» Given instruction 1
According to the forum thread, which qiime1 script can extract in-line barcodes into a separate fastq file?

Check out this tutorial to learn about importing different data types. This is the specific example you want.
However, note that the barcodes need to have quality scores to import with this command. This is why I suggest using a dataset with quality scores in the barcodes for practice purposes. Otherwise, you need to generate fake quality scores for your barcodes (this would need to be done outside of QIIME 2 before attempting to upload).
This file is actually a list of barcodes used for each sample, not the barcode sequences; add these barcodes to your sample metadata file (see this file for an example format), do not try to upload this file as barcode sequences.
Thanks for the reply, it’s very helpful!
So the MS world file containing barcode in this paper is like a mapping data/barcode (.tsv )?And real barcode sequence data can be saparated form ERR1447468 data by split_libraries.py ?
Exactly! It is not in the same format as the mapping files used in QIIME2 (see the link above for an example), but you can copy the barcodes out of this file and place them in your metadata mapping file to get started.
Yes, the actual barcode for each sequence will be contained within that sequence file; whether the barcodes are contained within the read or in a separate read I do not know (I am not familiar with PacBio data) and you may want to get in touch with the study authors to be sure. If the barcodes are in a second sequence file, you should be able to import those files directly into QIIME2 for demultiplexing. If the barcodes are contained in-line in each sequence, you will need to use a method outside of QIIME 2 to extract those barcodes into a separate fastq file, e.g., the qiime1 script extract_barcodes.py, and then import the resulting fastqs to QIIME2. That functionality is planned in QIIME2 for the next release (end of this month) but is not available in the current release.

» Dataset excerpts
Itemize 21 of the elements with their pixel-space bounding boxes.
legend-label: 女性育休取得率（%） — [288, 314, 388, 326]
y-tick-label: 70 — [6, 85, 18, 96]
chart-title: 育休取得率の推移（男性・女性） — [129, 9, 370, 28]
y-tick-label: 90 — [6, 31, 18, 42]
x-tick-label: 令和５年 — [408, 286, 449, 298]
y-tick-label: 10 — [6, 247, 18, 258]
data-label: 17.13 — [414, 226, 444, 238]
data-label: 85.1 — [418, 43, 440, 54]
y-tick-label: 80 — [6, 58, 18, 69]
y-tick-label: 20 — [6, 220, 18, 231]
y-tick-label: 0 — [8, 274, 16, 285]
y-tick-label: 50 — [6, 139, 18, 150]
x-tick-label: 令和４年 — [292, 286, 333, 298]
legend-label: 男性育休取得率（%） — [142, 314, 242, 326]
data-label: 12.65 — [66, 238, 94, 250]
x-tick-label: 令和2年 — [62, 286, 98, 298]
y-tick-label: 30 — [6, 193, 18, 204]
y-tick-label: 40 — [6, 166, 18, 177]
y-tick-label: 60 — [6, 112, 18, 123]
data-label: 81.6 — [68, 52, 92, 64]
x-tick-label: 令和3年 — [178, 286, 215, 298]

==

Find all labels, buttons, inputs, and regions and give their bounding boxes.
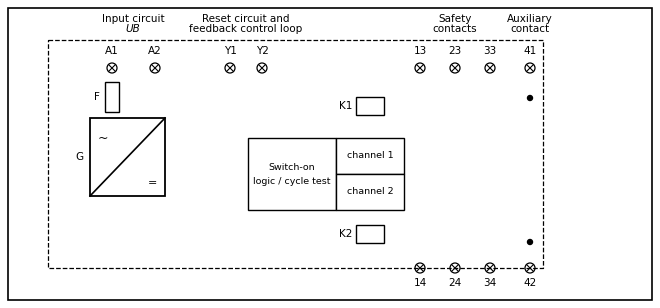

...

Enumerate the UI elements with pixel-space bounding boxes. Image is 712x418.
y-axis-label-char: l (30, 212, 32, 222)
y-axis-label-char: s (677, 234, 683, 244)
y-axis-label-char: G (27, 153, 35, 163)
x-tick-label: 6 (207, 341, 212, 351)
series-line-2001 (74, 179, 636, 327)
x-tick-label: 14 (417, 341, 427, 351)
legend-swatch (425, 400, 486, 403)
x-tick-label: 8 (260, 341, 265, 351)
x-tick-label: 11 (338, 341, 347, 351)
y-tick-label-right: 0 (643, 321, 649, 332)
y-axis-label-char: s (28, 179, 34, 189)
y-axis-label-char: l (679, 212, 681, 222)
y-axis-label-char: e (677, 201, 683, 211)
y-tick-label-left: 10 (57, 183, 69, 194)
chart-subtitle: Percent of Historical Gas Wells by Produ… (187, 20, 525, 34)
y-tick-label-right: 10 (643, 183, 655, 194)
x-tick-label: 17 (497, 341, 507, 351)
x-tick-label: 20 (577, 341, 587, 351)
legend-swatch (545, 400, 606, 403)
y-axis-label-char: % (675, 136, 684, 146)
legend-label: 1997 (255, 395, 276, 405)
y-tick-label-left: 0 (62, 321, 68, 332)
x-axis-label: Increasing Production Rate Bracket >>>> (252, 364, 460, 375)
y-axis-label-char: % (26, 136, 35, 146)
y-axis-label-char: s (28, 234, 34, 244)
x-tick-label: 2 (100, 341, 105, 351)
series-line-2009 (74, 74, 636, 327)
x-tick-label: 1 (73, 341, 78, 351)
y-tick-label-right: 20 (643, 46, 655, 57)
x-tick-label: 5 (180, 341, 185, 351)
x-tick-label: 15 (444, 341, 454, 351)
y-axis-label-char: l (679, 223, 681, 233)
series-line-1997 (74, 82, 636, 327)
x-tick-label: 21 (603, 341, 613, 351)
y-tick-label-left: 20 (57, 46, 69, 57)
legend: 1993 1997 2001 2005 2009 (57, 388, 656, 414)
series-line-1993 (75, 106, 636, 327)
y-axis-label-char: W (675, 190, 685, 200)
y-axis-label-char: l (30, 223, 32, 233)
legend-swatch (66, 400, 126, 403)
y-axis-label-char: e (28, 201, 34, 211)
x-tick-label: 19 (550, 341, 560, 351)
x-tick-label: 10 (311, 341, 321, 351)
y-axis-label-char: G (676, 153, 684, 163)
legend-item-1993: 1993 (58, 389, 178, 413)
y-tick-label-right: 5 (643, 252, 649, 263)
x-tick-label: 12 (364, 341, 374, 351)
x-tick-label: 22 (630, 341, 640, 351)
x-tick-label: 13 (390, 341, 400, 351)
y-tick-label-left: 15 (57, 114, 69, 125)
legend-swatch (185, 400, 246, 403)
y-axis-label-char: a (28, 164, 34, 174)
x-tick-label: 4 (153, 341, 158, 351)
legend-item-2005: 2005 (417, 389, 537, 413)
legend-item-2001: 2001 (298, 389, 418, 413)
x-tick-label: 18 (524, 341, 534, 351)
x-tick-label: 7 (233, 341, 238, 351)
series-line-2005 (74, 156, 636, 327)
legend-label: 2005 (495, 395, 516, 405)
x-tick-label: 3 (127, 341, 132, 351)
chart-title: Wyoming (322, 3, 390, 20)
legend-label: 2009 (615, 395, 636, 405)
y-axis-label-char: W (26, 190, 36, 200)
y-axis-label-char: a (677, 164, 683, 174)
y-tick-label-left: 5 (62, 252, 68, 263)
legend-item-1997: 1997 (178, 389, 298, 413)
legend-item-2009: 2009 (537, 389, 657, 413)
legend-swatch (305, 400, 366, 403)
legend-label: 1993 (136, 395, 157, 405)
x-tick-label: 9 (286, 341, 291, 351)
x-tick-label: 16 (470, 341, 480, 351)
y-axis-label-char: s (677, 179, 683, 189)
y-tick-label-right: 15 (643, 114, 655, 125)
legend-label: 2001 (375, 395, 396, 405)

» Given instruction 2
Copy the rows exactly, starting with the row that contains "Itemize 21 of" and going on through the row that contains "x-tick-label: 令和3年 — [178, 286, 215, 298]".

» Task result 1
extract_barcodes.py

» Task result 2
Itemize 21 of the elements with their pixel-space bounding boxes.
legend-label: 女性育休取得率（%） — [288, 314, 388, 326]
y-tick-label: 70 — [6, 85, 18, 96]
chart-title: 育休取得率の推移（男性・女性） — [129, 9, 370, 28]
y-tick-label: 90 — [6, 31, 18, 42]
x-tick-label: 令和５年 — [408, 286, 449, 298]
y-tick-label: 10 — [6, 247, 18, 258]
data-label: 17.13 — [414, 226, 444, 238]
data-label: 85.1 — [418, 43, 440, 54]
y-tick-label: 80 — [6, 58, 18, 69]
y-tick-label: 20 — [6, 220, 18, 231]
y-tick-label: 0 — [8, 274, 16, 285]
y-tick-label: 50 — [6, 139, 18, 150]
x-tick-label: 令和４年 — [292, 286, 333, 298]
legend-label: 男性育休取得率（%） — [142, 314, 242, 326]
data-label: 12.65 — [66, 238, 94, 250]
x-tick-label: 令和2年 — [62, 286, 98, 298]
y-tick-label: 30 — [6, 193, 18, 204]
y-tick-label: 40 — [6, 166, 18, 177]
y-tick-label: 60 — [6, 112, 18, 123]
data-label: 81.6 — [68, 52, 92, 64]
x-tick-label: 令和3年 — [178, 286, 215, 298]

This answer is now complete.